» **DIRECTIONS FOR THIS TASK**
The entries below should be quoted exactly, with no pictures carried over.

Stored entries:
####
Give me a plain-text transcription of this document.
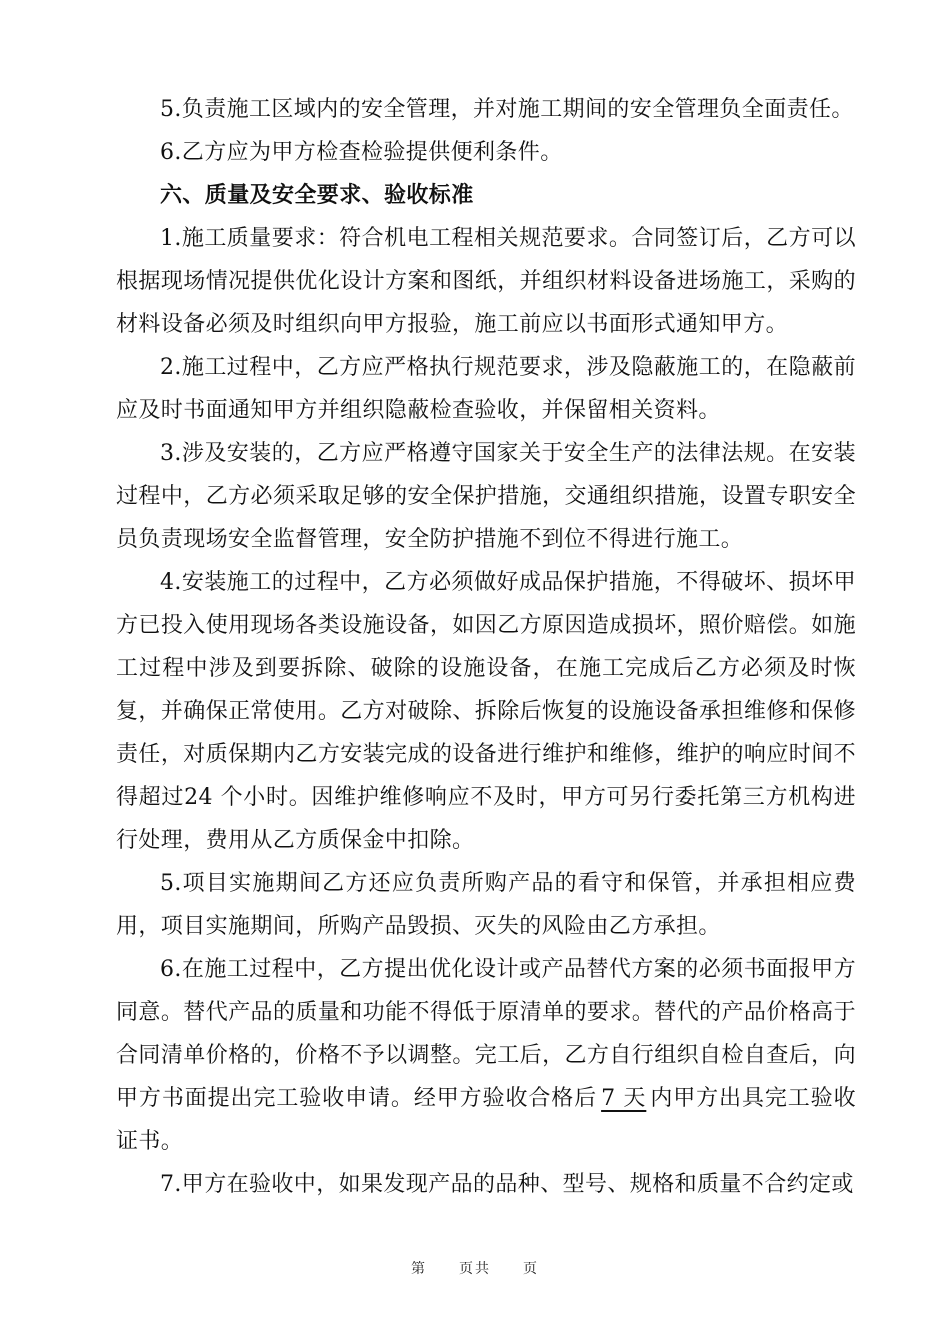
5.负责施工区域内的安全管理，并对施工期间的安全管理负全面责任。

6.乙方应为甲方检查检验提供便利条件。

六、质量及安全要求、验收标准

1.施工质量要求：符合机电工程相关规范要求。合同签订后，乙方可以根据现场情况提供优化设计方案和图纸，并组织材料设备进场施工，采购的材料设备必须及时组织向甲方报验，施工前应以书面形式通知甲方。

2.施工过程中，乙方应严格执行规范要求，涉及隐蔽施工的，在隐蔽前应及时书面通知甲方并组织隐蔽检查验收，并保留相关资料。

3.涉及安装的，乙方应严格遵守国家关于安全生产的法律法规。在安装过程中，乙方必须采取足够的安全保护措施，交通组织措施，设置专职安全员负责现场安全监督管理，安全防护措施不到位不得进行施工。

4.安装施工的过程中，乙方必须做好成品保护措施，不得破坏、损坏甲方已投入使用现场各类设施设备，如因乙方原因造成损坏，照价赔偿。如施工过程中涉及到要拆除、破除的设施设备，在施工完成后乙方必须及时恢复，并确保正常使用。乙方对破除、拆除后恢复的设施设备承担维修和保修责任，对质保期内乙方安装完成的设备进行维护和维修，维护的响应时间不得超过24 个小时。因维护维修响应不及时，甲方可另行委托第三方机构进行处理，费用从乙方质保金中扣除。

5.项目实施期间乙方还应负责所购产品的看守和保管，并承担相应费用，项目实施期间，所购产品毁损、灭失的风险由乙方承担。

6.在施工过程中，乙方提出优化设计或产品替代方案的必须书面报甲方同意。替代产品的质量和功能不得低于原清单的要求。替代的产品价格高于合同清单价格的，价格不予以调整。完工后，乙方自行组织自检自查后，向甲方书面提出完工验收申请。经甲方验收合格后 7 天 内甲方出具完工验收证书。

7.甲方在验收中，如果发现产品的品种、型号、规格和质量不合约定或

第　　页共　　页
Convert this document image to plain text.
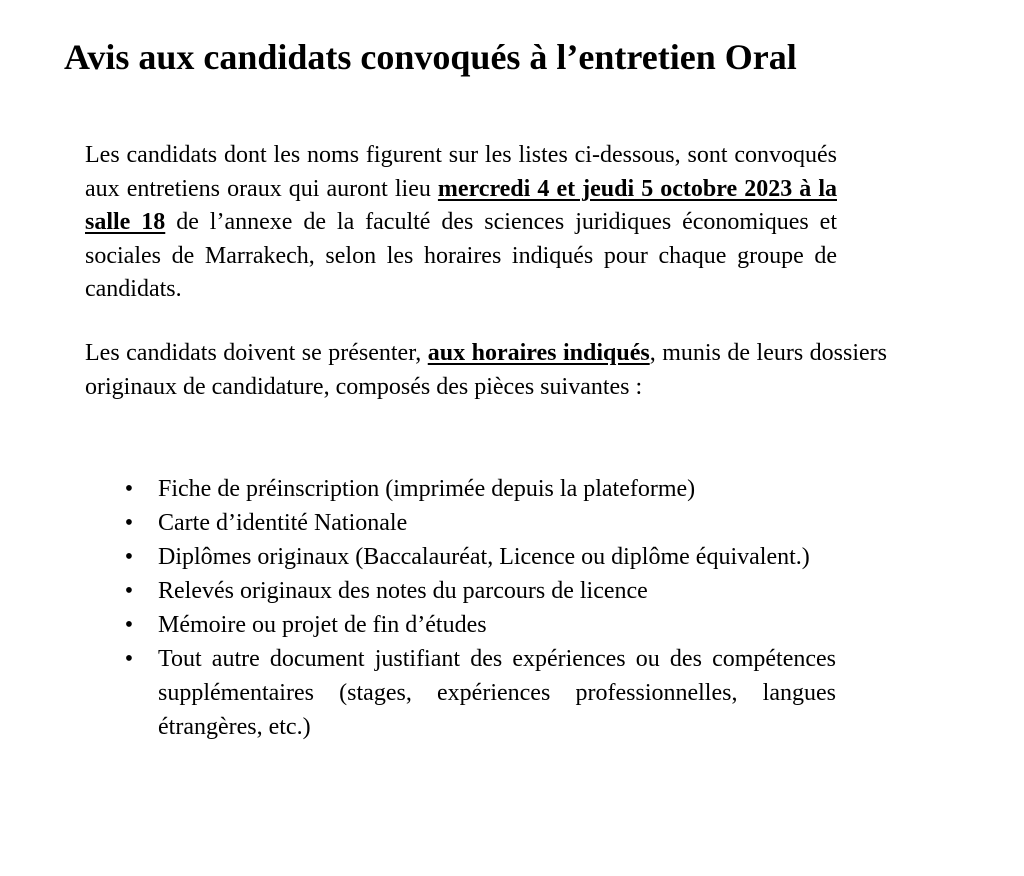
Avis aux candidats convoqués à l’entretien Oral

Les candidats dont les noms figurent sur les listes ci-dessous, sont convoqués aux entretiens oraux qui auront lieu mercredi 4 et jeudi 5 octobre 2023 à la salle 18 de l’annexe de la faculté des sciences juridiques économiques et sociales de Marrakech, selon les horaires indiqués pour chaque groupe de candidats.

Les candidats doivent se présenter, aux horaires indiqués, munis de leurs dossiers originaux de candidature, composés des pièces suivantes :

• Fiche de préinscription (imprimée depuis la plateforme)
• Carte d’identité Nationale
• Diplômes originaux (Baccalauréat, Licence ou diplôme équivalent.)
• Relevés originaux des notes du parcours de licence
• Mémoire ou projet de fin d’études
• Tout autre document justifiant des expériences ou des compétences supplémentaires (stages, expériences professionnelles, langues étrangères, etc.)
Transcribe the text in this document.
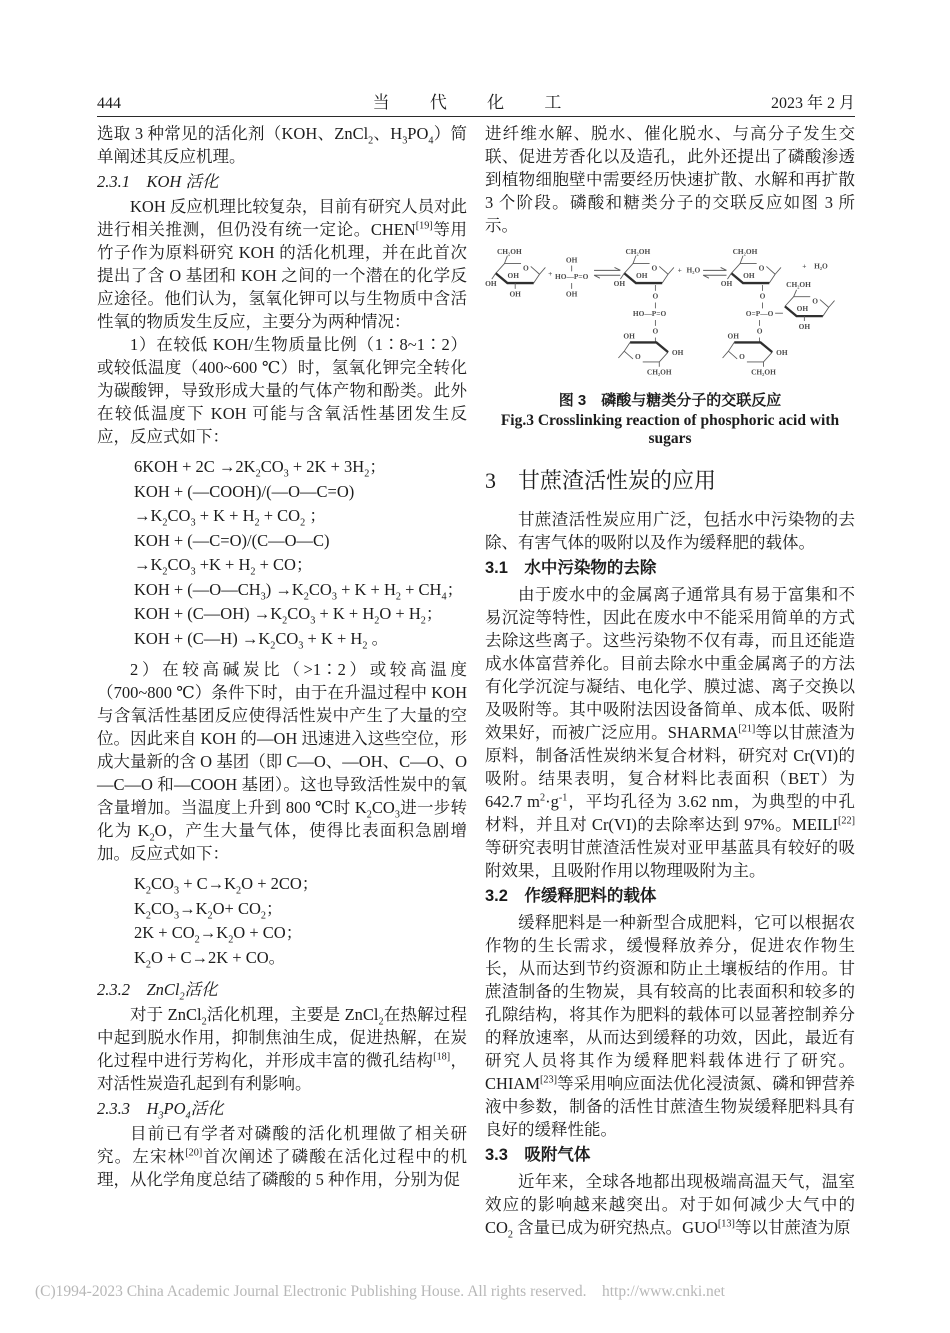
444	当 代 化 工	2023 年 2 月

选取 3 种常见的活化剂（KOH、ZnCl$_2$、$H_3PO_4$）简单阐述其反应机理。

2.3.1　KOH 活化

KOH 反应机理比较复杂，目前有研究人员对此进行相关推测，但仍没有统一定论。CHEN[19]等用竹子作为原料研究 KOH 的活化机理，并在此首次提出了含 O 基团和 KOH 之间的一个潜在的化学反应途径。他们认为，氢氧化钾可以与生物质中含活性氧的物质发生反应，主要分为两种情况：

1）在较低 KOH/生物质量比例（1∶8~1∶2）或较低温度（400~600 ℃）时，氢氧化钾完全转化为碳酸钾，导致形成大量的气体产物和酚类。此外在较低温度下 KOH 可能与含氧活性基团发生反应，反应式如下：

$6KOH + 2C \to 2K_2CO_3 + 2K + 3H_2$；
KOH + (—COOH)/(—O—C=O)
$\to K_2CO_3 + K + H_2 + CO_2$ ；
KOH + (—C=O)/(C—O—C)
$\to K_2CO_3 +K + H_2$ + CO；
KOH + $(—O—CH_3) \to K_2CO_3 + K + H_2 + CH_4$；
KOH + (C—OH) $\to K_2CO_3 + K + H_2O + H_2$；
KOH + (C—H) $\to K_2CO_3 + K + H_2$ 。

2）在较高碱炭比（>1∶2）或较高温度（700~800 ℃）条件下时，由于在升温过程中 KOH 与含氧活性基团反应使得活性炭中产生了大量的空位。因此来自 KOH 的—OH 迅速进入这些空位，形成大量新的含 O 基团（即 C—O、—OH、C—O、O—C—O 和—COOH 基团）。这也导致活性炭中的氧含量增加。当温度上升到 800 ℃时 $K_2CO_3$进一步转化为 $K_2O$，产生大量气体，使得比表面积急剧增加。反应式如下：

$K_2CO_3 + C\to K_2O + 2CO$；
$K_2CO_3\to K_2O+ CO_2$；
$2K + CO_2\to K_2O$ + CO；
$K_2O + C\to 2K$ + CO。
2.3.2　ZnCl$_2$活化

对于 ZnCl$_2$活化机理，主要是 ZnCl$_2$在热解过程中起到脱水作用，抑制焦油生成，促进热解，在炭化过程中进行芳构化，并形成丰富的微孔结构[18]，对活性炭造孔起到有利影响。

2.3.3　$H_3PO_4$活化

目前已有学者对磷酸的活化机理做了相关研究。左宋林[20]首次阐述了磷酸在活化过程中的机理，从化学角度总结了磷酸的 5 种作用，分别为促

进纤维水解、脱水、催化脱水、与高分子发生交联、促进芳香化以及造孔，此外还提出了磷酸渗透到植物细胞壁中需要经历快速扩散、水解和再扩散 3 个阶段。磷酸和糖类分子的交联反应如图 3 所示。

CH₂OH
O
OH
OH
OH
+
OH
HO—P=O
OH
CH₂OH
O
OH
OH
O
HO—P=O
O
OH
OH
O
CH₂OH
+ H₂O
CH₂OH
O
OH
OH
O
O=P—O
CH₂OH
O
OH
OH
O
OH
OH
O
CH₂OH
+ H₂O
图 3　磷酸与糖类分子的交联反应
Fig.3 Crosslinking reaction of phosphoric acid with sugars
3　甘蔗渣活性炭的应用

甘蔗渣活性炭应用广泛，包括水中污染物的去除、有害气体的吸附以及作为缓释肥的载体。

3.1　水中污染物的去除

由于废水中的金属离子通常具有易于富集和不易沉淀等特性，因此在废水中不能采用简单的方式去除这些离子。这些污染物不仅有毒，而且还能造成水体富营养化。目前去除水中重金属离子的方法有化学沉淀与凝结、电化学、膜过滤、离子交换以及吸附等。其中吸附法因设备简单、成本低、吸附效果好，而被广泛应用。SHARMA[21]等以甘蔗渣为原料，制备活性炭纳米复合材料，研究对 Cr(VI)的吸附。结果表明，复合材料比表面积（BET）为642.7 $m^2\cdot g^{-1}$，平均孔径为 3.62 nm，为典型的中孔材料，并且对 Cr(VI)的去除率达到 97%。MEILI[22]等研究表明甘蔗渣活性炭对亚甲基蓝具有较好的吸附效果，且吸附作用以物理吸附为主。

3.2　作缓释肥料的载体

缓释肥料是一种新型合成肥料，它可以根据农作物的生长需求，缓慢释放养分，促进农作物生长，从而达到节约资源和防止土壤板结的作用。甘蔗渣制备的生物炭，具有较高的比表面积和较多的孔隙结构，将其作为肥料的载体可以显著控制养分的释放速率，从而达到缓释的功效，因此，最近有研究人员将其作为缓释肥料载体进行了研究。CHIAM[23]等采用响应面法优化浸渍氮、磷和钾营养液中参数，制备的活性甘蔗渣生物炭缓释肥料具有良好的缓释性能。

3.3　吸附气体

近年来，全球各地都出现极端高温天气，温室效应的影响越来越突出。对于如何减少大气中的$CO_2$ 含量已成为研究热点。GUO[13]等以甘蔗渣为原

(C)1994-2023 China Academic Journal Electronic Publishing House. All rights reserved.   http://www.cnki.net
####
» **THE RESPONSE**
Give me a plain-text transcription of this document.
5.负责施工区域内的安全管理，并对施工期间的安全管理负全面责任。

6.乙方应为甲方检查检验提供便利条件。

六、质量及安全要求、验收标准

1.施工质量要求：符合机电工程相关规范要求。合同签订后，乙方可以根据现场情况提供优化设计方案和图纸，并组织材料设备进场施工，采购的材料设备必须及时组织向甲方报验，施工前应以书面形式通知甲方。

2.施工过程中，乙方应严格执行规范要求，涉及隐蔽施工的，在隐蔽前应及时书面通知甲方并组织隐蔽检查验收，并保留相关资料。

3.涉及安装的，乙方应严格遵守国家关于安全生产的法律法规。在安装过程中，乙方必须采取足够的安全保护措施，交通组织措施，设置专职安全员负责现场安全监督管理，安全防护措施不到位不得进行施工。

4.安装施工的过程中，乙方必须做好成品保护措施，不得破坏、损坏甲方已投入使用现场各类设施设备，如因乙方原因造成损坏，照价赔偿。如施工过程中涉及到要拆除、破除的设施设备，在施工完成后乙方必须及时恢复，并确保正常使用。乙方对破除、拆除后恢复的设施设备承担维修和保修责任，对质保期内乙方安装完成的设备进行维护和维修，维护的响应时间不得超过24 个小时。因维护维修响应不及时，甲方可另行委托第三方机构进行处理，费用从乙方质保金中扣除。

5.项目实施期间乙方还应负责所购产品的看守和保管，并承担相应费用，项目实施期间，所购产品毁损、灭失的风险由乙方承担。

6.在施工过程中，乙方提出优化设计或产品替代方案的必须书面报甲方同意。替代产品的质量和功能不得低于原清单的要求。替代的产品价格高于合同清单价格的，价格不予以调整。完工后，乙方自行组织自检自查后，向甲方书面提出完工验收申请。经甲方验收合格后 7 天 内甲方出具完工验收证书。

7.甲方在验收中，如果发现产品的品种、型号、规格和质量不合约定或

第　　页共　　页
Convert this document image to plain text.
Avis aux candidats convoqués à l’entretien Oral

Les candidats dont les noms figurent sur les listes ci-dessous, sont convoqués aux entretiens oraux qui auront lieu mercredi 4 et jeudi 5 octobre 2023 à la salle 18 de l’annexe de la faculté des sciences juridiques économiques et sociales de Marrakech, selon les horaires indiqués pour chaque groupe de candidats.

Les candidats doivent se présenter, aux horaires indiqués, munis de leurs dossiers originaux de candidature, composés des pièces suivantes :

• Fiche de préinscription (imprimée depuis la plateforme)
• Carte d’identité Nationale
• Diplômes originaux (Baccalauréat, Licence ou diplôme équivalent.)
• Relevés originaux des notes du parcours de licence
• Mémoire ou projet de fin d’études
• Tout autre document justifiant des expériences ou des compétences supplémentaires (stages, expériences professionnelles, langues étrangères, etc.)
Transcribe the text in this document.
444	当 代 化 工	2023 年 2 月

选取 3 种常见的活化剂（KOH、ZnCl$_2$、$H_3PO_4$）简单阐述其反应机理。

2.3.1　KOH 活化

KOH 反应机理比较复杂，目前有研究人员对此进行相关推测，但仍没有统一定论。CHEN[19]等用竹子作为原料研究 KOH 的活化机理，并在此首次提出了含 O 基团和 KOH 之间的一个潜在的化学反应途径。他们认为，氢氧化钾可以与生物质中含活性氧的物质发生反应，主要分为两种情况：

1）在较低 KOH/生物质量比例（1∶8~1∶2）或较低温度（400~600 ℃）时，氢氧化钾完全转化为碳酸钾，导致形成大量的气体产物和酚类。此外在较低温度下 KOH 可能与含氧活性基团发生反应，反应式如下：

$6KOH + 2C \to 2K_2CO_3 + 2K + 3H_2$；
KOH + (—COOH)/(—O—C=O)
$\to K_2CO_3 + K + H_2 + CO_2$ ；
KOH + (—C=O)/(C—O—C)
$\to K_2CO_3 +K + H_2$ + CO；
KOH + $(—O—CH_3) \to K_2CO_3 + K + H_2 + CH_4$；
KOH + (C—OH) $\to K_2CO_3 + K + H_2O + H_2$；
KOH + (C—H) $\to K_2CO_3 + K + H_2$ 。

2）在较高碱炭比（>1∶2）或较高温度（700~800 ℃）条件下时，由于在升温过程中 KOH 与含氧活性基团反应使得活性炭中产生了大量的空位。因此来自 KOH 的—OH 迅速进入这些空位，形成大量新的含 O 基团（即 C—O、—OH、C—O、O—C—O 和—COOH 基团）。这也导致活性炭中的氧含量增加。当温度上升到 800 ℃时 $K_2CO_3$进一步转化为 $K_2O$，产生大量气体，使得比表面积急剧增加。反应式如下：

$K_2CO_3 + C\to K_2O + 2CO$；
$K_2CO_3\to K_2O+ CO_2$；
$2K + CO_2\to K_2O$ + CO；
$K_2O + C\to 2K$ + CO。
2.3.2　ZnCl$_2$活化

对于 ZnCl$_2$活化机理，主要是 ZnCl$_2$在热解过程中起到脱水作用，抑制焦油生成，促进热解，在炭化过程中进行芳构化，并形成丰富的微孔结构[18]，对活性炭造孔起到有利影响。

2.3.3　$H_3PO_4$活化

目前已有学者对磷酸的活化机理做了相关研究。左宋林[20]首次阐述了磷酸在活化过程中的机理，从化学角度总结了磷酸的 5 种作用，分别为促

进纤维水解、脱水、催化脱水、与高分子发生交联、促进芳香化以及造孔，此外还提出了磷酸渗透到植物细胞壁中需要经历快速扩散、水解和再扩散 3 个阶段。磷酸和糖类分子的交联反应如图 3 所示。

CH₂OH
O
OH
OH
OH
+
OH
HO—P=O
OH
CH₂OH
O
OH
OH
O
HO—P=O
O
OH
OH
O
CH₂OH
+ H₂O
CH₂OH
O
OH
OH
O
O=P—O
CH₂OH
O
OH
OH
O
OH
OH
O
CH₂OH
+ H₂O
图 3　磷酸与糖类分子的交联反应
Fig.3 Crosslinking reaction of phosphoric acid with sugars
3　甘蔗渣活性炭的应用

甘蔗渣活性炭应用广泛，包括水中污染物的去除、有害气体的吸附以及作为缓释肥的载体。

3.1　水中污染物的去除

由于废水中的金属离子通常具有易于富集和不易沉淀等特性，因此在废水中不能采用简单的方式去除这些离子。这些污染物不仅有毒，而且还能造成水体富营养化。目前去除水中重金属离子的方法有化学沉淀与凝结、电化学、膜过滤、离子交换以及吸附等。其中吸附法因设备简单、成本低、吸附效果好，而被广泛应用。SHARMA[21]等以甘蔗渣为原料，制备活性炭纳米复合材料，研究对 Cr(VI)的吸附。结果表明，复合材料比表面积（BET）为642.7 $m^2\cdot g^{-1}$，平均孔径为 3.62 nm，为典型的中孔材料，并且对 Cr(VI)的去除率达到 97%。MEILI[22]等研究表明甘蔗渣活性炭对亚甲基蓝具有较好的吸附效果，且吸附作用以物理吸附为主。

3.2　作缓释肥料的载体

缓释肥料是一种新型合成肥料，它可以根据农作物的生长需求，缓慢释放养分，促进农作物生长，从而达到节约资源和防止土壤板结的作用。甘蔗渣制备的生物炭，具有较高的比表面积和较多的孔隙结构，将其作为肥料的载体可以显著控制养分的释放速率，从而达到缓释的功效，因此，最近有研究人员将其作为缓释肥料载体进行了研究。CHIAM[23]等采用响应面法优化浸渍氮、磷和钾营养液中参数，制备的活性甘蔗渣生物炭缓释肥料具有良好的缓释性能。

3.3　吸附气体

近年来，全球各地都出现极端高温天气，温室效应的影响越来越突出。对于如何减少大气中的$CO_2$ 含量已成为研究热点。GUO[13]等以甘蔗渣为原

(C)1994-2023 China Academic Journal Electronic Publishing House. All rights reserved.   http://www.cnki.net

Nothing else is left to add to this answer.